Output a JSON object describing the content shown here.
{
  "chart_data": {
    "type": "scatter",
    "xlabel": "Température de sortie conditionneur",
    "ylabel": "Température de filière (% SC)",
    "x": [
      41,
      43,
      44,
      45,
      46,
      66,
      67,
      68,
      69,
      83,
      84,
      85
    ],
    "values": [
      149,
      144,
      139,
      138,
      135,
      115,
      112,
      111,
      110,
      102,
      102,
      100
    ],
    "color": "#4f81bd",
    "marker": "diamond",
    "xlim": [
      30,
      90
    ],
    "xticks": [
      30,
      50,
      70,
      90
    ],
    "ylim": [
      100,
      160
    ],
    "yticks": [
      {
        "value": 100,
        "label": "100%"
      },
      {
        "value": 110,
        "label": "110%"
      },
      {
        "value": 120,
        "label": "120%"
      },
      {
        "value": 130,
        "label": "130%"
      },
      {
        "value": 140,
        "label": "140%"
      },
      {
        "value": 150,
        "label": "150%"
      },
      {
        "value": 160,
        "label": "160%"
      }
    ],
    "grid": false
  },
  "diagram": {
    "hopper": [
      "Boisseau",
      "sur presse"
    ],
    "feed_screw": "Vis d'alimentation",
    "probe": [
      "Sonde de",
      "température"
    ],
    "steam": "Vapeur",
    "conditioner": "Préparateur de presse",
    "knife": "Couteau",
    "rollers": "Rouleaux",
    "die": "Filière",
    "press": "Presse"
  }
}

____________

**WHAT THE EXERCISE ASKS:** Write out every entry exactly as given.

**OUTPUT FOR THIS TASK:**
Output a JSON object describing the content shown here.
{
  "chart_data": {
    "type": "scatter",
    "xlabel": "Température de sortie conditionneur",
    "ylabel": "Température de filière (% SC)",
    "x": [
      41,
      43,
      44,
      45,
      46,
      66,
      67,
      68,
      69,
      83,
      84,
      85
    ],
    "values": [
      149,
      144,
      139,
      138,
      135,
      115,
      112,
      111,
      110,
      102,
      102,
      100
    ],
    "color": "#4f81bd",
    "marker": "diamond",
    "xlim": [
      30,
      90
    ],
    "xticks": [
      30,
      50,
      70,
      90
    ],
    "ylim": [
      100,
      160
    ],
    "yticks": [
      {
        "value": 100,
        "label": "100%"
      },
      {
        "value": 110,
        "label": "110%"
      },
      {
        "value": 120,
        "label": "120%"
      },
      {
        "value": 130,
        "label": "130%"
      },
      {
        "value": 140,
        "label": "140%"
      },
      {
        "value": 150,
        "label": "150%"
      },
      {
        "value": 160,
        "label": "160%"
      }
    ],
    "grid": false
  },
  "diagram": {
    "hopper": [
      "Boisseau",
      "sur presse"
    ],
    "feed_screw": "Vis d'alimentation",
    "probe": [
      "Sonde de",
      "température"
    ],
    "steam": "Vapeur",
    "conditioner": "Préparateur de presse",
    "knife": "Couteau",
    "rollers": "Rouleaux",
    "die": "Filière",
    "press": "Presse"
  }
}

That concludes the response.